**DIRECTIONS FOR THIS TASK:**
Search the listing below for the string "coordinate" and show each line that contains it.
[Start EXERCISE MATERIAL]
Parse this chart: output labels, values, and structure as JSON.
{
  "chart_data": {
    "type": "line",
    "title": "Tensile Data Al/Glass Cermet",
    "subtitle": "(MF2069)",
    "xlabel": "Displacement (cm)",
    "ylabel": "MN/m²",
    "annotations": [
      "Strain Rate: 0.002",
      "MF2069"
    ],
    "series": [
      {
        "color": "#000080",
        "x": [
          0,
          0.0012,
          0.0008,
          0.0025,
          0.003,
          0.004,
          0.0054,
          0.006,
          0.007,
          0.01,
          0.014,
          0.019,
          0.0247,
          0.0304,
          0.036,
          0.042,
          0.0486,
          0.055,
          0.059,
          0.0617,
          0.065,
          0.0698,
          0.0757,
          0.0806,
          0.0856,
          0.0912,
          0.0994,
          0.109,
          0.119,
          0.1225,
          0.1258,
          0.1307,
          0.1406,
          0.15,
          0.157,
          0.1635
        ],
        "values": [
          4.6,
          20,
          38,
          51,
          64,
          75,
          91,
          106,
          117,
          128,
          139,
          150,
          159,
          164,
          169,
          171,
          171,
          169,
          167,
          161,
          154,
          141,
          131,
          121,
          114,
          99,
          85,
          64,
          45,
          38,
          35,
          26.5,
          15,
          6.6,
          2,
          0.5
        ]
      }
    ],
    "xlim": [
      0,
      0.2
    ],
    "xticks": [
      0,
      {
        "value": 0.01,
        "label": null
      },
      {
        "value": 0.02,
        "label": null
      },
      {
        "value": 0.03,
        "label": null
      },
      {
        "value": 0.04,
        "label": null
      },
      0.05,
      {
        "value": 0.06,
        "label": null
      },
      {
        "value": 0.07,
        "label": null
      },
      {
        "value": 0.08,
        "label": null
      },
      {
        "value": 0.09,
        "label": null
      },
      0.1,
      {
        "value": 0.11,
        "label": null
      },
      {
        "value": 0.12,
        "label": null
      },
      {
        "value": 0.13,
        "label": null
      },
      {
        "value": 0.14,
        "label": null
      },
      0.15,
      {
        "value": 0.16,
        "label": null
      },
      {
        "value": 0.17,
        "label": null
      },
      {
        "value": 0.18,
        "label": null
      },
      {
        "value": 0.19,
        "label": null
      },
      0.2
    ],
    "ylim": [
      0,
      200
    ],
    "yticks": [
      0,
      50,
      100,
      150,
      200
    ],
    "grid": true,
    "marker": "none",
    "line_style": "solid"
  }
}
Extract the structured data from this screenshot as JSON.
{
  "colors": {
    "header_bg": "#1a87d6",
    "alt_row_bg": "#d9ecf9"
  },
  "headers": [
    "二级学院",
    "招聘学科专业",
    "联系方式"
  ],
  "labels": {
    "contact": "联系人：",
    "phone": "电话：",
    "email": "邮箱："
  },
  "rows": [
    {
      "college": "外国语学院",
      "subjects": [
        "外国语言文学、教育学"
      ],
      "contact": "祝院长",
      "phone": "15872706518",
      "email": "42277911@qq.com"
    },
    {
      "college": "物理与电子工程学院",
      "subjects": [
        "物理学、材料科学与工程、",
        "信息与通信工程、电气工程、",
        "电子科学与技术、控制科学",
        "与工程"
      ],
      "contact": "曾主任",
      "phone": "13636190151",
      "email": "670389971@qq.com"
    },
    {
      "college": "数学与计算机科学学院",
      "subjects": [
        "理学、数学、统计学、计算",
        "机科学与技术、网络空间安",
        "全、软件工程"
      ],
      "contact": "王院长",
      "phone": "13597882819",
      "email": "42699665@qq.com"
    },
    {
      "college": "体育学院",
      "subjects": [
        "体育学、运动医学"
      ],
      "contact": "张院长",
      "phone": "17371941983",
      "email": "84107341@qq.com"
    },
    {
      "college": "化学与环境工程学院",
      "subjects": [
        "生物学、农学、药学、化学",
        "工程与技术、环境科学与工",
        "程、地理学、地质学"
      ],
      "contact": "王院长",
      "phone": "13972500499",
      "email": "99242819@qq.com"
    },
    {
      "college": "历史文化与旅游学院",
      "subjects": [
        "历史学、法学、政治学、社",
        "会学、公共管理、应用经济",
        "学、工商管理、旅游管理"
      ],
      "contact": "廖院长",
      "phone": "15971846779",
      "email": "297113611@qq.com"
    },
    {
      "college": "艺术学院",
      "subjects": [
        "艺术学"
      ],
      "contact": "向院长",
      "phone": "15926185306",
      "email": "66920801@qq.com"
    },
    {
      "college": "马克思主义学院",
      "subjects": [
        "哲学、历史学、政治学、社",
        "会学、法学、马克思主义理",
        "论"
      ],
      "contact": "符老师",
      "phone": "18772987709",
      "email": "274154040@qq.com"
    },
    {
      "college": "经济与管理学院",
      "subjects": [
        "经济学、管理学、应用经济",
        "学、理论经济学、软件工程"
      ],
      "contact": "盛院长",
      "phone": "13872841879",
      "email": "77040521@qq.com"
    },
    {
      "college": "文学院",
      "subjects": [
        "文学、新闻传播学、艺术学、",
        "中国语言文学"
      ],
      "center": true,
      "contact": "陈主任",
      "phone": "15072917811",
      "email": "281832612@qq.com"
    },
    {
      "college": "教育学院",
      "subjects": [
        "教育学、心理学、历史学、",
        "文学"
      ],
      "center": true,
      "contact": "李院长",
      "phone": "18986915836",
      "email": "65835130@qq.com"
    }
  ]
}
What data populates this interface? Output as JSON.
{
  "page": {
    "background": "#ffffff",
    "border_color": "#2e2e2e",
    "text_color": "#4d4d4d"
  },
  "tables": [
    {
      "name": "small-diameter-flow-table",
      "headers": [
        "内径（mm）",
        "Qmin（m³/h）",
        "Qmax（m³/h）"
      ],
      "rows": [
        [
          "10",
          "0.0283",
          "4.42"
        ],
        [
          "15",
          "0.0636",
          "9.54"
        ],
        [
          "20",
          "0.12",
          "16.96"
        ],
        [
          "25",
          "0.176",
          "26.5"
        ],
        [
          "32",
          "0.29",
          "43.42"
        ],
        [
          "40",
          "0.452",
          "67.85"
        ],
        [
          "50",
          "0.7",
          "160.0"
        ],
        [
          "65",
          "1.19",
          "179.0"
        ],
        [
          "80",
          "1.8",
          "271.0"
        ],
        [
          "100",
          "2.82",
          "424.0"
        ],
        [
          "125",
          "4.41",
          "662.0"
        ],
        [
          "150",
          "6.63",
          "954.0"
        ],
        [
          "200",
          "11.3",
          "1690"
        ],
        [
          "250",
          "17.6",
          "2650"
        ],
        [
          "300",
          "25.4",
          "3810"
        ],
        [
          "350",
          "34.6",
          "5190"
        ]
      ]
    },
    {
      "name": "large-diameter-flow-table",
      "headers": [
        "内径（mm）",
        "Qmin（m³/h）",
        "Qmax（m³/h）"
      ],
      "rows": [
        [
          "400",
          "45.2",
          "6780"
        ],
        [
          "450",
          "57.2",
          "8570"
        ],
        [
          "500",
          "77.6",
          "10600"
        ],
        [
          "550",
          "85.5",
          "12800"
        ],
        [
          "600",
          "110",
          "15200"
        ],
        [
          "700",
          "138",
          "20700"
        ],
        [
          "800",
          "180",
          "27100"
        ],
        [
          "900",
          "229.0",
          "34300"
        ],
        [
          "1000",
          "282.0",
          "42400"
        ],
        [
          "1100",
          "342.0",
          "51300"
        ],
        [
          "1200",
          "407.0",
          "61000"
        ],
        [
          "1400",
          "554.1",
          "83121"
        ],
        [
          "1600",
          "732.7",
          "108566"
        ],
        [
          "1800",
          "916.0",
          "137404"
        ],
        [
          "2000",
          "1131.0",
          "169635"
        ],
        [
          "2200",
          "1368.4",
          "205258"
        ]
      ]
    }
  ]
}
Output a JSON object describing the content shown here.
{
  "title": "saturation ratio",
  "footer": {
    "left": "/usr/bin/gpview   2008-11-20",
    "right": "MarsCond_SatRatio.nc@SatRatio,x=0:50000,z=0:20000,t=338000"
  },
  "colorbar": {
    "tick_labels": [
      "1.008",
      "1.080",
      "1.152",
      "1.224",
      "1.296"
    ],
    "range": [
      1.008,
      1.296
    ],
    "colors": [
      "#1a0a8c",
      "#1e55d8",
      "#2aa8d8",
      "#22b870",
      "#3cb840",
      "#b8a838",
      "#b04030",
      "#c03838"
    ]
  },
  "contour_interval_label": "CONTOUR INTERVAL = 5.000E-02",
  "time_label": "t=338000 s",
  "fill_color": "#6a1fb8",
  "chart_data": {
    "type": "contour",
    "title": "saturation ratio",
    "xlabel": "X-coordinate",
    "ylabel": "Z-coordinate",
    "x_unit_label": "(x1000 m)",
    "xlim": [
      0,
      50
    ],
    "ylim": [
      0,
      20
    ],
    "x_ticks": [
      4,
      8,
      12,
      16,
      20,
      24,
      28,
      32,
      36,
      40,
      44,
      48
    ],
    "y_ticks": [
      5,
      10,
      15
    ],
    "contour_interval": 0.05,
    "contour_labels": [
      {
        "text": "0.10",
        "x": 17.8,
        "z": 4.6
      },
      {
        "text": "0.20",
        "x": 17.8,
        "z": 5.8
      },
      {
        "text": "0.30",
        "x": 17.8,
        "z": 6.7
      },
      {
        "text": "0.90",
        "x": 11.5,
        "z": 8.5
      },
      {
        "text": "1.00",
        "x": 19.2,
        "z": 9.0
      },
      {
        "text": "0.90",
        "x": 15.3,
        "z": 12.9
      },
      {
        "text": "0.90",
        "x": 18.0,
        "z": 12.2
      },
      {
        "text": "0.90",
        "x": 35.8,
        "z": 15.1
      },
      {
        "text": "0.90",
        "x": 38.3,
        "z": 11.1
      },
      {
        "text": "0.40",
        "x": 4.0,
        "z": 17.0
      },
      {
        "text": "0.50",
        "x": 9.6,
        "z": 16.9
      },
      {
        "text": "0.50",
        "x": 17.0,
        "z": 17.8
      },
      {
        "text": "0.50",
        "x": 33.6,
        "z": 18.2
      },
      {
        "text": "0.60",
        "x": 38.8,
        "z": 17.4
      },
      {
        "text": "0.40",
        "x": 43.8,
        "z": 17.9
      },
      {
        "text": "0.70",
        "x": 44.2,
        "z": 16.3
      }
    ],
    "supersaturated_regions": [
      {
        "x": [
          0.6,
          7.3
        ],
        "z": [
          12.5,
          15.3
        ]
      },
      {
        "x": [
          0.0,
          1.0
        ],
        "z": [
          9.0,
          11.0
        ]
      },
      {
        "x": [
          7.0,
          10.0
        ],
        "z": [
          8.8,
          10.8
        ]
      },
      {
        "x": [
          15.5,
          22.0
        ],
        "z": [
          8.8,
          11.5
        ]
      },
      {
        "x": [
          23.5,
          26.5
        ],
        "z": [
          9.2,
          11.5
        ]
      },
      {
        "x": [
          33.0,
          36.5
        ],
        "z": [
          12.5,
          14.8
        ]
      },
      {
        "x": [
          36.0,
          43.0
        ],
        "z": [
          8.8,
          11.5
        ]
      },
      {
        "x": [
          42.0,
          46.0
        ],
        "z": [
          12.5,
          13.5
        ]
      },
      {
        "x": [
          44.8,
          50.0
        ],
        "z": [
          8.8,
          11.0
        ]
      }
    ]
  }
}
[End EXERCISE MATERIAL]
**IN RESPONSE:**
    "xlabel": "X-coordinate",
    "ylabel": "Z-coordinate",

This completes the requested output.